### Problem requirements
Copy each line below that includes "transactions".

### Saved data entries
↓↓↓
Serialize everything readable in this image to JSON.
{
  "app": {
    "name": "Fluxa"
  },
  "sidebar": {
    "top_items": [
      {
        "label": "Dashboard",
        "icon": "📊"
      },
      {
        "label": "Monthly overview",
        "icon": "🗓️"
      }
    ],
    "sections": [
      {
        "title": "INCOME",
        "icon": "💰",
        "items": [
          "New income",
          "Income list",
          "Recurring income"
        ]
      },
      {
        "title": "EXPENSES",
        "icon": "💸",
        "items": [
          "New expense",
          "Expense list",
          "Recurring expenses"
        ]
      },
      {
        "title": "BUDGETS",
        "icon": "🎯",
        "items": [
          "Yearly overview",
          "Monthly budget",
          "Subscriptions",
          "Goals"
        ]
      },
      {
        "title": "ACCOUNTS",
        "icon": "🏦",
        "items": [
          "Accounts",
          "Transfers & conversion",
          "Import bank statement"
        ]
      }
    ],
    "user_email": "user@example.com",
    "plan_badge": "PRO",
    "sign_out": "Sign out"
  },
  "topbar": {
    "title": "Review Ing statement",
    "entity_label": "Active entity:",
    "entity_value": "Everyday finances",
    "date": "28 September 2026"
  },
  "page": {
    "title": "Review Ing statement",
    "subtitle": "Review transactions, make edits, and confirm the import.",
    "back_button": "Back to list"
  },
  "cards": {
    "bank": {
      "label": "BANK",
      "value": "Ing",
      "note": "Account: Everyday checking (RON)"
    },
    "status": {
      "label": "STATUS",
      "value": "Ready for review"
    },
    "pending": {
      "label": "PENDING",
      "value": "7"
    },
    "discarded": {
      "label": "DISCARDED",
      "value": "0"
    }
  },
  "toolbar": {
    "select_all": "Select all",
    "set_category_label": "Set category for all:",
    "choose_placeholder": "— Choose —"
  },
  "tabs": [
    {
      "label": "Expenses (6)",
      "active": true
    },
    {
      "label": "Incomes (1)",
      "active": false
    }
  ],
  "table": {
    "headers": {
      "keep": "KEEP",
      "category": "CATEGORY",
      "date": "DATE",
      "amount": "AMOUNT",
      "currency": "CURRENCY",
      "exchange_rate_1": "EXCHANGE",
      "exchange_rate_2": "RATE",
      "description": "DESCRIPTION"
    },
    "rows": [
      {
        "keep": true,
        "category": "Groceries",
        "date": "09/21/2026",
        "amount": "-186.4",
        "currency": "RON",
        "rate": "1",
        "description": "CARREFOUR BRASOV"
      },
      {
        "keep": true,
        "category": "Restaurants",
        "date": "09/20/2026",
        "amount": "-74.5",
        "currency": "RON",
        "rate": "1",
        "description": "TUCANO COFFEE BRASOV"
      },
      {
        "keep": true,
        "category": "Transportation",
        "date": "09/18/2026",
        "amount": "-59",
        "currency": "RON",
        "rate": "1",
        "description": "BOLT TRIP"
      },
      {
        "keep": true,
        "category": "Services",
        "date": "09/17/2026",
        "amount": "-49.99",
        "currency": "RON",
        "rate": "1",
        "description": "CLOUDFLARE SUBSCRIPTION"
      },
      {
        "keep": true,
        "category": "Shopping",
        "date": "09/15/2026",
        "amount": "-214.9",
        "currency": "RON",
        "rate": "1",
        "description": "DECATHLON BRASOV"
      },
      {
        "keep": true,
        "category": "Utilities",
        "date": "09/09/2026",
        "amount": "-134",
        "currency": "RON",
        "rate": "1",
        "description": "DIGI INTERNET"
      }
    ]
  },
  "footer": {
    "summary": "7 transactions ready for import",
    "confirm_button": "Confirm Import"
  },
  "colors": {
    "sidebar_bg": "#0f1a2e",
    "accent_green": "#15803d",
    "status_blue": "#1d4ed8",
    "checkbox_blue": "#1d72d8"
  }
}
↑↑↑
### Exercise result
    "subtitle": "Review transactions, make edits, and confirm the import.",
    "summary": "7 transactions ready for import",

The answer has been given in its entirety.